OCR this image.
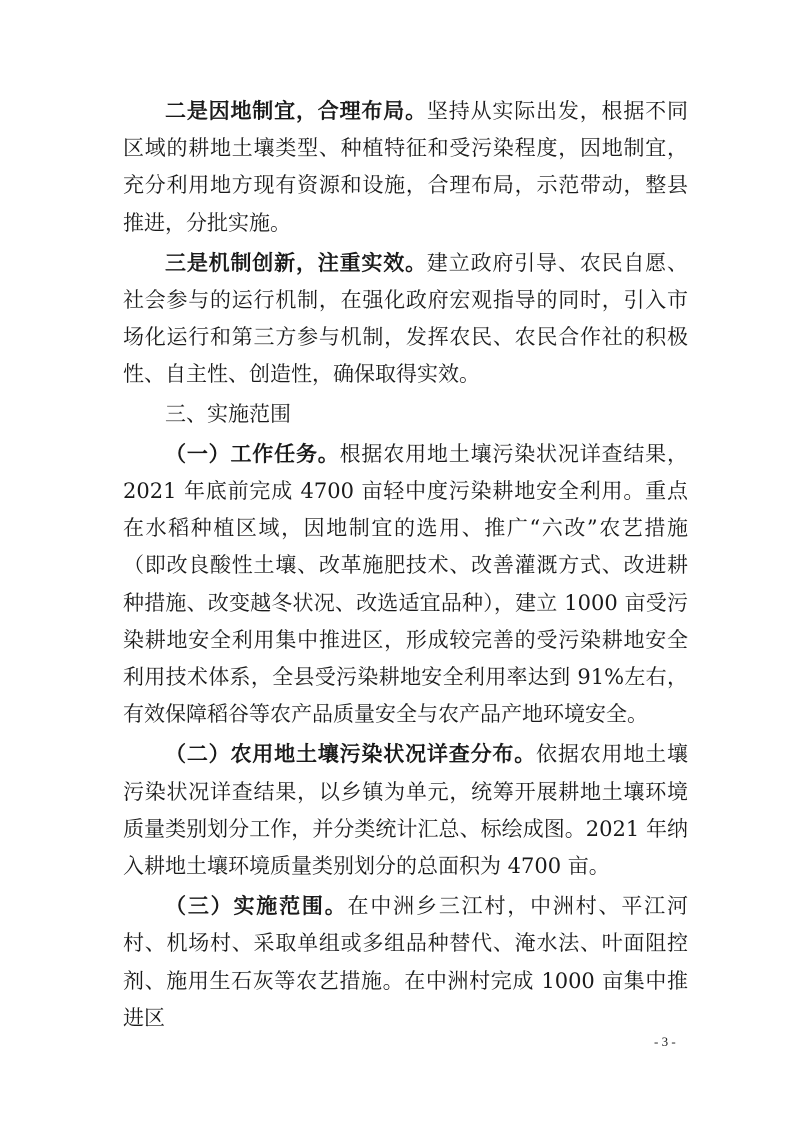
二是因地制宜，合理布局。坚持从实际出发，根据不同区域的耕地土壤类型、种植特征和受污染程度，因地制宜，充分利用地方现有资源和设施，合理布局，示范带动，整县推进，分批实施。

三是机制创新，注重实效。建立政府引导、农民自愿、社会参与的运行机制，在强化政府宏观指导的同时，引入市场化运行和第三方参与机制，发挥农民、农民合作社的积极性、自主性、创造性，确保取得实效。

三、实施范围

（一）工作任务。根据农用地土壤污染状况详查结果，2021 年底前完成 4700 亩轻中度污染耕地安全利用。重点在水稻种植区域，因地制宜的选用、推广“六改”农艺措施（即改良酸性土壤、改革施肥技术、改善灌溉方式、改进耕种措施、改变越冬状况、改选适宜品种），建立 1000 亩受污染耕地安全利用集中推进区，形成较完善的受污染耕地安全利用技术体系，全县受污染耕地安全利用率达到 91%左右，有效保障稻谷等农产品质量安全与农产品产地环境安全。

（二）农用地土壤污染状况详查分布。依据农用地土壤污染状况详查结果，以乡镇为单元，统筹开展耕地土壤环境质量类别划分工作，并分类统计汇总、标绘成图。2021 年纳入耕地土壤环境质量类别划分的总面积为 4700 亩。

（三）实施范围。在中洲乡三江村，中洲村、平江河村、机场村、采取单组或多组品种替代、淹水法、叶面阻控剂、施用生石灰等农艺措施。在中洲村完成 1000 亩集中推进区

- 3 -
--*--
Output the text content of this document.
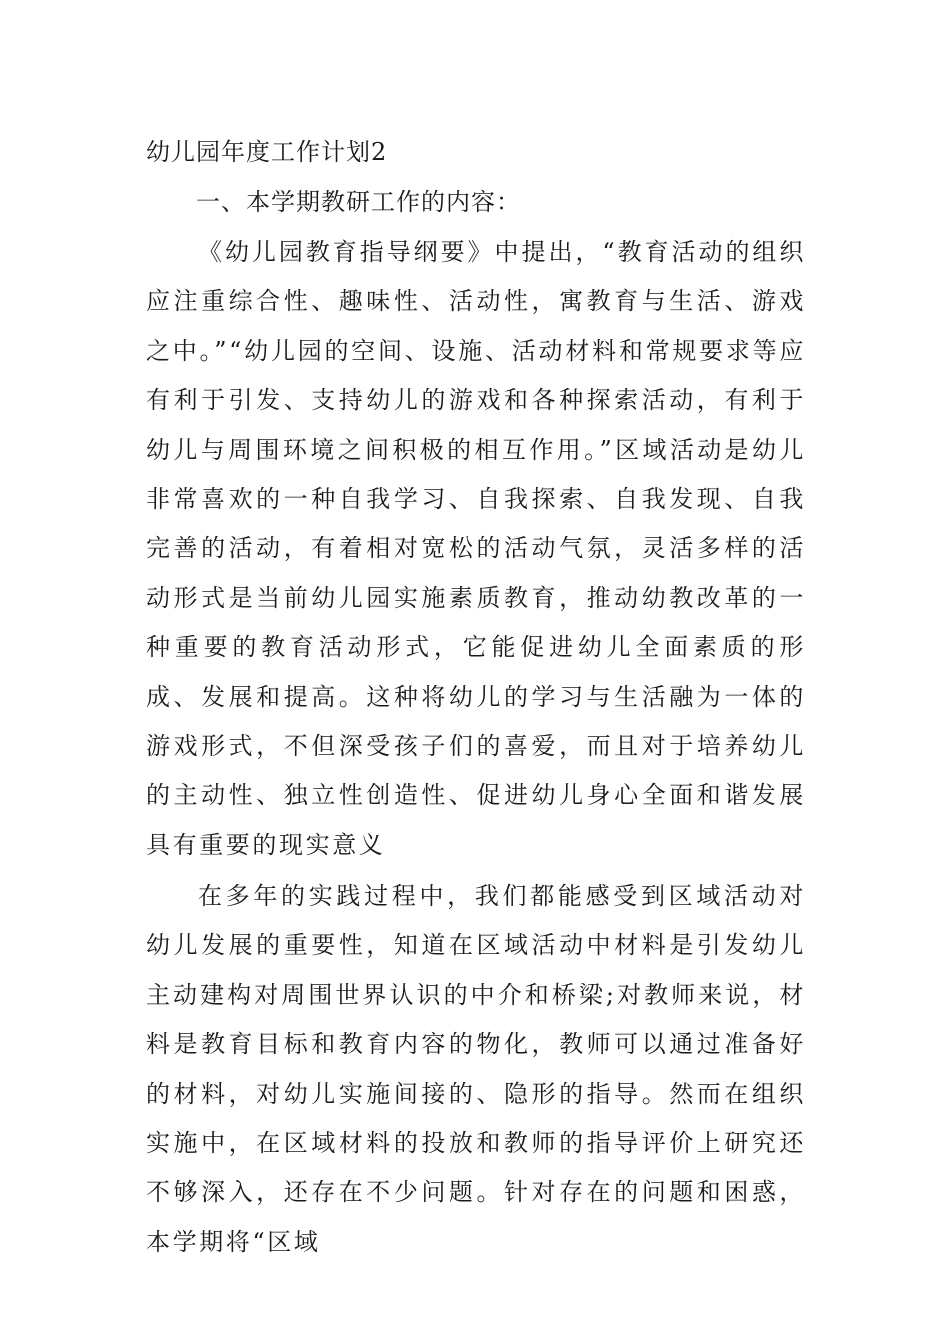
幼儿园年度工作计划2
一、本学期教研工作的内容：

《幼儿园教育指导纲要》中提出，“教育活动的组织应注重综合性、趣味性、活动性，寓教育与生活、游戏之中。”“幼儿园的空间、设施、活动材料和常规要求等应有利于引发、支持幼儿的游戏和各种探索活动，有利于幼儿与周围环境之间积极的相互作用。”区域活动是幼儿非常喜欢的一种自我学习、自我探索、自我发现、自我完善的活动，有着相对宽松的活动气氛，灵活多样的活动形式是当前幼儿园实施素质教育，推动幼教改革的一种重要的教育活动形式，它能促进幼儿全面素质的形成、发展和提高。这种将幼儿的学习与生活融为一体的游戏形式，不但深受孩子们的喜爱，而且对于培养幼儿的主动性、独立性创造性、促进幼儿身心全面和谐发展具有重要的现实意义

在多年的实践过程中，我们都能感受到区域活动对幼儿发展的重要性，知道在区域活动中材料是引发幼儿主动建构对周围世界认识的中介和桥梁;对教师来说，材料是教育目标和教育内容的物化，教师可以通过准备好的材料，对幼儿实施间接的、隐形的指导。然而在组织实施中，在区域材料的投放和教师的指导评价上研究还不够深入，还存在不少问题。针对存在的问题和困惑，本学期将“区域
--*--
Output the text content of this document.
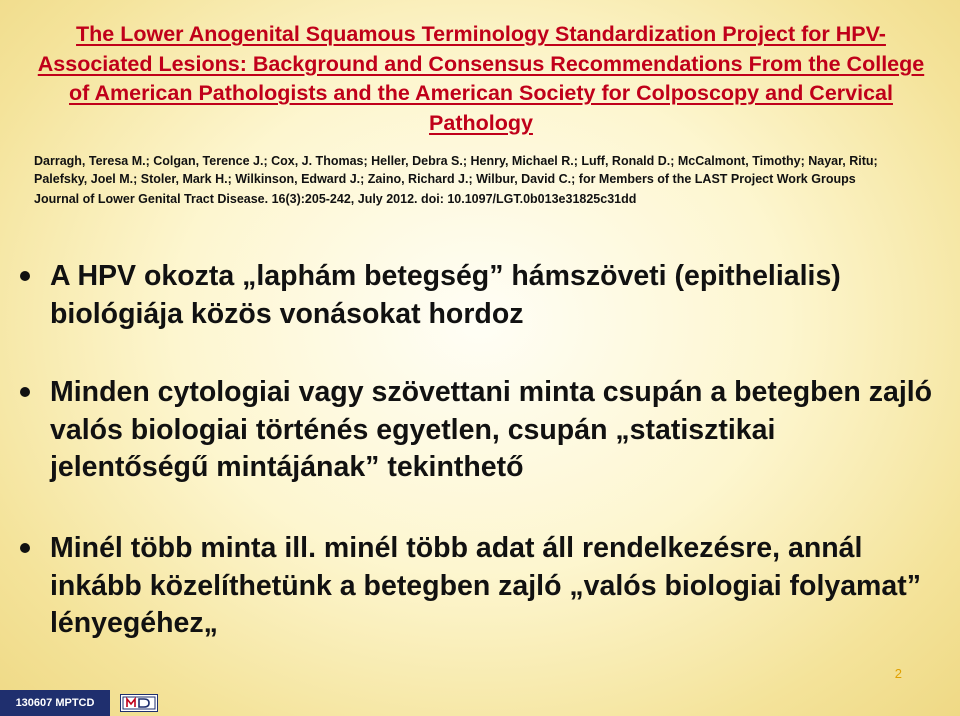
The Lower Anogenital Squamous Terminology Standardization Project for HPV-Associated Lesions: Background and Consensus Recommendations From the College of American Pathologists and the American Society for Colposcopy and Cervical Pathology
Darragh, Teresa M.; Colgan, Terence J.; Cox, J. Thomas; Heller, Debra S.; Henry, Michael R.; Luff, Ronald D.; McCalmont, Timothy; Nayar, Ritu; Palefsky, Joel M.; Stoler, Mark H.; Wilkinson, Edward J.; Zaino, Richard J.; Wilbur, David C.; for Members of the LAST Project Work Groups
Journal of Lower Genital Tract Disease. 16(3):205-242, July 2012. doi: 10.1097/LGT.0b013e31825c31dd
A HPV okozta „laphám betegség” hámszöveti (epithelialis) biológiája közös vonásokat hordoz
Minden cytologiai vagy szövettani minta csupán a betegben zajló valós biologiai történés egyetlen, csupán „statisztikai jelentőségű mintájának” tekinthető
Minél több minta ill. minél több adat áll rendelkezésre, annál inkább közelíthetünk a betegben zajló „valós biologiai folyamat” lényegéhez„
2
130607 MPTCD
--*--
**What the task requires:** Scan the listing above and identify each line holding the string "betegben"; copy every such line.

**Exercise answer:**
Minden cytologiai vagy szövettani minta csupán a betegben zajló valós biologiai történés egyetlen, csupán „statisztikai jelentőségű mintájának” tekinthető
Minél több minta ill. minél több adat áll rendelkezésre, annál inkább közelíthetünk a betegben zajló „valós biologiai folyamat” lényegéhez„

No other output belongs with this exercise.